*** TEXTO DE LA PÁGINA
Pablo, tampoco aquí, desvela los motivos de una conducta tan rabiosamente anticristiana. No está interesado en justificarla, ni siquiera en defensa propia. Deja ver, eso sí, la intención que le guiaba: suprimir la comunidad cristiana (Gal 1,13.23). La eficacia de su implicación excedía con creces la de sus coetáneos; su apasionado celo por las tradiciones patrias era la causa más profunda. Si perseguía cristianos, no era porque fuera sanguinario o malévolo sino porque, practicante convencido, no soportaba deserciones ni desviaciones de la fe tradicional. De esta fidelidad extrema a la ley lo sacó su Dios.
 
… a elegido para conocer al Hijo y ser su apóstol entre los paganos (Gal 1,15-17)
 
En todo el NT no hay ninguna descripción del encuentro de Pablo con el Señor Resucitado que supere, ni siquiera iguale, a este simple apunte biográfico (Gal 1,15-17). En él Pablo no aparece como sujeto activo, es beneficiario y receptor de una intrusión, tan gratuita como inesperada, de Dios en su vida.
 
No se convirtió Pablo en un hombre nuevo, Dios le dio a conocer la identidad de Jesús. No mudó de conducta o de fe, porque quisiera él o como él quiso; se reconoció querido por Dios y conoció a Cristo Jesús como el hijo querido de Dios. La suya no fue, en realidad, otra conversión más; fue una excepcional experiencia de Dios, que le aportó dos nuevos ‘saberes’: saber que Dios era el Padre del Señor Jesús (Gal 1,16) y saberse él destinado a anunciarlo a los paganos (Gal 1,15).
 
Esta confesión, central en la comprensión de lo acontecido, va precedida por dos frases que completan la visión que Pablo tenía del Dios que había provocado su cambio dándosele a conocer: era El “quien lo había elegido desde el seno materno y quien lo había llamado por pura benevolencia” (Gal 1,15). Elegir, separándolo para sí, antes incluso de nacer y llamarlo a la existencia desde el vientre materno son formulaciones que han servido para describir vocaciones proféticas (Jr 1,5; Is 49,1). Al apropiárselas, Pablo se ve como profeta inmerecidamente elegido por su Dios, desde el momento mismo de su concepción. Ya antes de nacer, aún en el seno materno, Dios tenía un plan preciso para él; llamándole a la vida, Dios lo destinó a conocer a su Hijo y convertirlo en su mensajero. Dios le había elegido apenas concebido. Toda su vida, pues, incluso la etapa farisea de acérrimo perseguidor, quedaba así bajo la benevolencia divina, aunque Pablo lo hubiera percibido sólo después de aceptar a Jesús como Hijo de Dios. La vida, toda ella, se le convirtió en una sorprendente gracia, cuando él se supo destinado a llevar el evangelio a los gentiles (Gal 1,16).
******
*** EXTRACTOS DEL MATERIAL
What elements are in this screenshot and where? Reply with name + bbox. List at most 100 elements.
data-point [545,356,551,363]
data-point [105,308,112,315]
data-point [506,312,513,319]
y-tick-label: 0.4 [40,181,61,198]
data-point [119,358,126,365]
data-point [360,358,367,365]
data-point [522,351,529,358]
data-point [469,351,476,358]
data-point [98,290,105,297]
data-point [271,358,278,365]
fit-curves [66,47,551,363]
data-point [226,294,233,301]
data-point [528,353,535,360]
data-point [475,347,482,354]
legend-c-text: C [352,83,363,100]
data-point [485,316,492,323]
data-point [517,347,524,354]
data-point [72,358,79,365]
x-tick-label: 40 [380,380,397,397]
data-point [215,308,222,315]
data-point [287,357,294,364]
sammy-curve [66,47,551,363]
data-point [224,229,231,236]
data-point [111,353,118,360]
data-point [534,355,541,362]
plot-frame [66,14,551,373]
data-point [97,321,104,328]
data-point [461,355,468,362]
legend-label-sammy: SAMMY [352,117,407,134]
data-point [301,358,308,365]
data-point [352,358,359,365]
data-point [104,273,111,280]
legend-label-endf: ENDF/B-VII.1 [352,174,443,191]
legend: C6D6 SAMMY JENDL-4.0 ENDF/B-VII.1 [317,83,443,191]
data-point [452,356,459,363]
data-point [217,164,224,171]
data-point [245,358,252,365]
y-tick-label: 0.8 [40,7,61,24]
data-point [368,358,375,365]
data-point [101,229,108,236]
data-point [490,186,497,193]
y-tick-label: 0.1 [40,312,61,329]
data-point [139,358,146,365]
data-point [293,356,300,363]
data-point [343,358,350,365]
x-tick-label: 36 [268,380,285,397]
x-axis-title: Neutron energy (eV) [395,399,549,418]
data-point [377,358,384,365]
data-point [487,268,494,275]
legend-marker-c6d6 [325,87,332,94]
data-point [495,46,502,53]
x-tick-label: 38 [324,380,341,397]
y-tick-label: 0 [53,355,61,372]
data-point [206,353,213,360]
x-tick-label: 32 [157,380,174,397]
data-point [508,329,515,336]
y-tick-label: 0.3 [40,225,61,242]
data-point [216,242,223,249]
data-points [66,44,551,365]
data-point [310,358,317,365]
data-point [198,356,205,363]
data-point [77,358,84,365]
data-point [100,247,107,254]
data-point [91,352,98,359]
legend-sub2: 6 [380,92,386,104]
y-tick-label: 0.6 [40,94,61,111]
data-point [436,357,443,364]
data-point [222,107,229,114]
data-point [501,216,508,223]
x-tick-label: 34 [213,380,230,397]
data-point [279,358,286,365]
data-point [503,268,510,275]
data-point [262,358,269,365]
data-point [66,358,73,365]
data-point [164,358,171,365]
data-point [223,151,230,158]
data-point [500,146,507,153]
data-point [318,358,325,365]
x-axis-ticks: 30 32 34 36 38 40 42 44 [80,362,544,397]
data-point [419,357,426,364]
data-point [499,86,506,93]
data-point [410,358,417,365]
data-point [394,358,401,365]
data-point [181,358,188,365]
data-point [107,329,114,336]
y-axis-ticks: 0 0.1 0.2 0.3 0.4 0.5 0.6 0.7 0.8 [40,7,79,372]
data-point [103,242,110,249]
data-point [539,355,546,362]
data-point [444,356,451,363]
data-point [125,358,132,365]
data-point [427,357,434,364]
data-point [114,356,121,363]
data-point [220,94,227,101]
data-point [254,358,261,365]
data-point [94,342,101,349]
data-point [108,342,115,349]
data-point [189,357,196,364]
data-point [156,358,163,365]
******
QUÉ SE PIDE: Prosigue el texto sobre la vocación de Pablo a partir de su última frase. El material no tiene ningún papel en esto.

RESPUESTA:
 
Dándole a conocer a su Hijo, Dios hizo de Saulo, el infatigable perseguidor de cristianos, un Pablo, apóstol de los gentiles a tiempo completo. Y se hizo a sí mismo, el Padre de nuestro Señor Jesucristo, dándose así un nombre. La paternidad de Jesús define, pues, a Dios de forma ‘definitiva’ – Pablo habla de ‘apocalipsis’, revelación última – no porque sea la postrema, sino porque fija para siempre quién es Dios.
 
Encontrándose con el Resucitado, Pablo conoció el misterio de la identidad de Dios y de su Hijo (cfr. Hch 9,20). Dios hizo la gracia a Pablo de darle a conocer a su Hijo y de imponerle la misión como tarea de por vida. Si su anterior vida de perseguidor no había impedido a Dios hacerle “apóstol de los gentiles” (Rom 11,13), Pablo comprendió así que en adelante su vida no tenía otro sentido: ¡qué sería de él, si no evangelizara! (1 Cor 9,16).
 
Flp 3,12-14
 
Mientras que 1 Cor 15 y Gal 1 mostraban a Pablo favorecido por un encuentro-revelación cuyos protagonistas eran el Resucitado (1 Cor9,1; 15,5-8) y el mismo Dios (Gal 1,15-16), Flp 3 se centra, más bien, en exponer las secuelas que tal encuentro ocasionó en Pablo. Flp3,2-14 es, sin duda, el texto en el que Pablo habla de su conversión con mayor amplitud y con no poca implicación afectiva. No es casual que fueran los filipenses, la comunidad más querida por el apóstol, “su gozo y su corona” (Flp 4,1), quienes recibieron tales confidencias.
 
Pero Pablo no confía su intimidad por puro sentimentalismo: pone en guardia a los suyos contra la amenaza que supone lacontraevangelización que unos predicadores cristianos, “perros charlatanes” los llama con desprecio (Flp 3,2), propagan pretendiendo imponer a sus convertidos la circuncisión y, por ende, la obediencia de la ley. Como en Galacia antes (Gal 6,12-15), el evangelio de Pablo estaba siendo contestado en Filipos, al igual que la legitimidad de su misión personal.
 
Para expresar con mayor transparencia la profundidad del cambio en él operado, se vale del esquema narrativo ya utilizado en Gal, que contrapone lo que era antes de su conversión (Flp 3,5-6) a cuanto llegó a ser después de ella (Flp 3,7-11). Sigue sin hablar del hecho en sí, menciona las circunstancias previas y sus lógicas consecuencias. Y aquí, a diferencia de Gal 1,15-17, no identifica a Dios como causa y origen de lo acontecido; opta por describir solo sus vivencias personales.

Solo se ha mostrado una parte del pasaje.